EXERCISE BRIEF: Report all lines from the entries below in which "processed" appears.

RECORDS TO PROCESS:
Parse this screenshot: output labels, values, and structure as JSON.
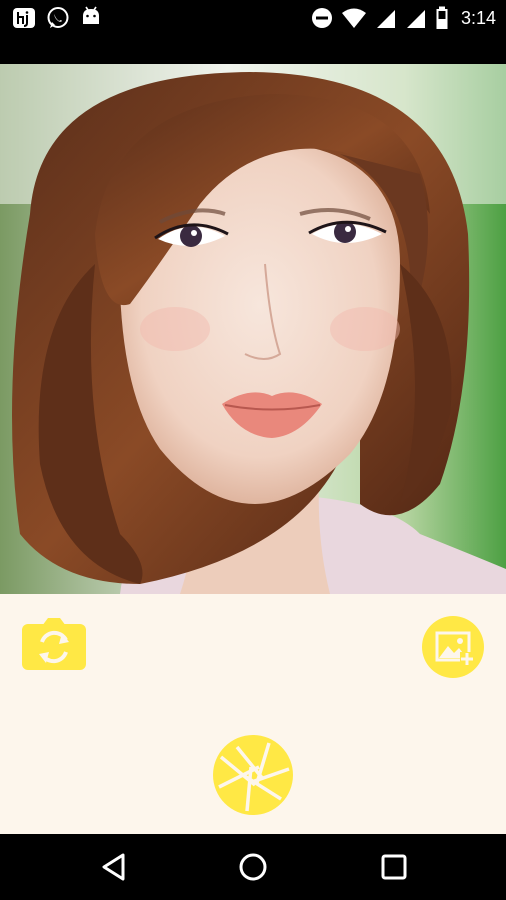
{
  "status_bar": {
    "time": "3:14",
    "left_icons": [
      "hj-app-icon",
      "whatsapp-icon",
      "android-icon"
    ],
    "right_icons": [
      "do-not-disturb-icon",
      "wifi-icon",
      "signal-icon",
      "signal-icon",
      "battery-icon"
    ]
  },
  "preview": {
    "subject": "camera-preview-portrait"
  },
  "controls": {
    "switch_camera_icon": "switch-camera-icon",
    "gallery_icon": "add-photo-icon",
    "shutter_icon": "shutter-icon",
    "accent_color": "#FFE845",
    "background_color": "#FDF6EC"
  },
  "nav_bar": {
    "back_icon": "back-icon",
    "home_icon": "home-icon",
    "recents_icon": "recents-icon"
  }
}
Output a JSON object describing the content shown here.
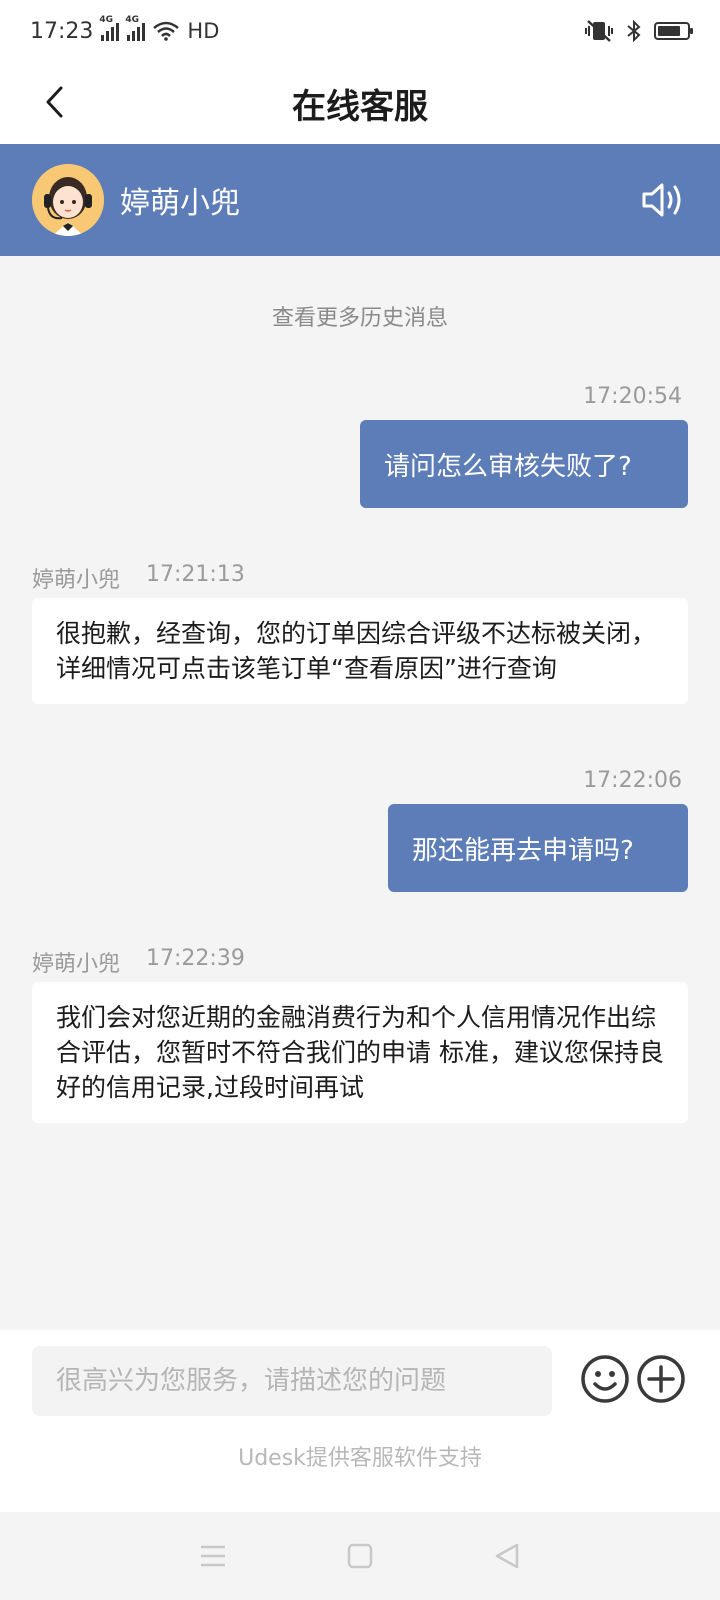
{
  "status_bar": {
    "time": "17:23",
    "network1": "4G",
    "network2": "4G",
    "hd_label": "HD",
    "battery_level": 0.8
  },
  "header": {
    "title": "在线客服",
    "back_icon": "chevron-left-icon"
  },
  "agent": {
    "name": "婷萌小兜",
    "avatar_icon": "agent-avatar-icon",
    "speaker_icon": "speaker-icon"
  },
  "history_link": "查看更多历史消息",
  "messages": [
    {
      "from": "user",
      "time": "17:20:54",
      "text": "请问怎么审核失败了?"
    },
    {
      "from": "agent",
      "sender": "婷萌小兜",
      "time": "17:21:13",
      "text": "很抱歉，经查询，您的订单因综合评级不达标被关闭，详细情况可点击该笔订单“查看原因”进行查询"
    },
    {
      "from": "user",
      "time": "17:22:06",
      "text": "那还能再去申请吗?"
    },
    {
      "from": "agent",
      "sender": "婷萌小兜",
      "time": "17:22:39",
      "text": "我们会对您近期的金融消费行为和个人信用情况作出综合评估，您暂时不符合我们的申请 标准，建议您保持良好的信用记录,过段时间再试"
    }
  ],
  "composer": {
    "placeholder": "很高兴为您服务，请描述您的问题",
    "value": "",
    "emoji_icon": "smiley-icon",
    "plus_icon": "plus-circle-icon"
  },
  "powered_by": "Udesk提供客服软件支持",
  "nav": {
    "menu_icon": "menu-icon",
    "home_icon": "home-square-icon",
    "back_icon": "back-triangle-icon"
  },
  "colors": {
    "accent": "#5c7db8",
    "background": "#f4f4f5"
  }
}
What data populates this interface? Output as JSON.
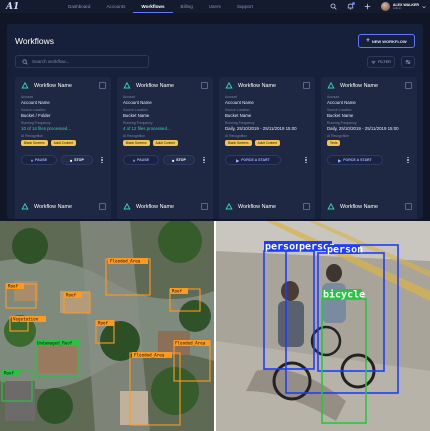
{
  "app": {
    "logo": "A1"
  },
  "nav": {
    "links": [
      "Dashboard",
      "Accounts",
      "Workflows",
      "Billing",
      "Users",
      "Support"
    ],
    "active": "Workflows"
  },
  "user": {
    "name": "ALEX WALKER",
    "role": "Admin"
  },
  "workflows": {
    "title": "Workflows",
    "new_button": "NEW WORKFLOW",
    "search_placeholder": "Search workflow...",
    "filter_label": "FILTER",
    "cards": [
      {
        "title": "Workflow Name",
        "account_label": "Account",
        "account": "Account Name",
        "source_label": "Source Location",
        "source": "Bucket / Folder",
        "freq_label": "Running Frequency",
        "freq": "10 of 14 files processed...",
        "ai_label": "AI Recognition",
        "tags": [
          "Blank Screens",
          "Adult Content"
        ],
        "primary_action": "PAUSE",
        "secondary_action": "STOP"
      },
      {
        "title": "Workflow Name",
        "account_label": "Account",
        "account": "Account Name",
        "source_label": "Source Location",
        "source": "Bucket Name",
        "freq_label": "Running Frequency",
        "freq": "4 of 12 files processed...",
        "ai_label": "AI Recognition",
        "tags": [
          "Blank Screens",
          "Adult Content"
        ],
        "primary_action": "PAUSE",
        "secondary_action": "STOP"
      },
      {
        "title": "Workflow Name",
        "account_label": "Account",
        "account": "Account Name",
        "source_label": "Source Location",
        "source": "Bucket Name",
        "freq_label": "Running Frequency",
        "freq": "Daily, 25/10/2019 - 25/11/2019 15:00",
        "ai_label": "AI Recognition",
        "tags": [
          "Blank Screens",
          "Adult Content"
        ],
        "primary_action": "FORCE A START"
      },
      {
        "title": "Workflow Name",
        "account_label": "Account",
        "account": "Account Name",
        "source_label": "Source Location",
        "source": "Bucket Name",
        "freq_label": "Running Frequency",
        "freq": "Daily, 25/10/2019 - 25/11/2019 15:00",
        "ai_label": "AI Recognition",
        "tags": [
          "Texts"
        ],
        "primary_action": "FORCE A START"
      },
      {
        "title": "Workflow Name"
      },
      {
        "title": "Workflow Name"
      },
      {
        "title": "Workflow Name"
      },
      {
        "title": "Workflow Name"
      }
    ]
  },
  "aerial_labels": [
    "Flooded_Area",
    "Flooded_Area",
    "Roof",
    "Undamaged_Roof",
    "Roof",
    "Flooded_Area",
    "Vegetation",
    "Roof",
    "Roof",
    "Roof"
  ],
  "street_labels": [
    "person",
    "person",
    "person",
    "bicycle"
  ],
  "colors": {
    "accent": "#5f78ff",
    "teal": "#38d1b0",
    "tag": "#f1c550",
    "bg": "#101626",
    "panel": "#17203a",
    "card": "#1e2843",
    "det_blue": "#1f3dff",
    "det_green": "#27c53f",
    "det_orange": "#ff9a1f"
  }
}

FULL OUTPUT:
        "freq": "10 of 14 files processed...",
        "freq": "4 of 12 files processed...",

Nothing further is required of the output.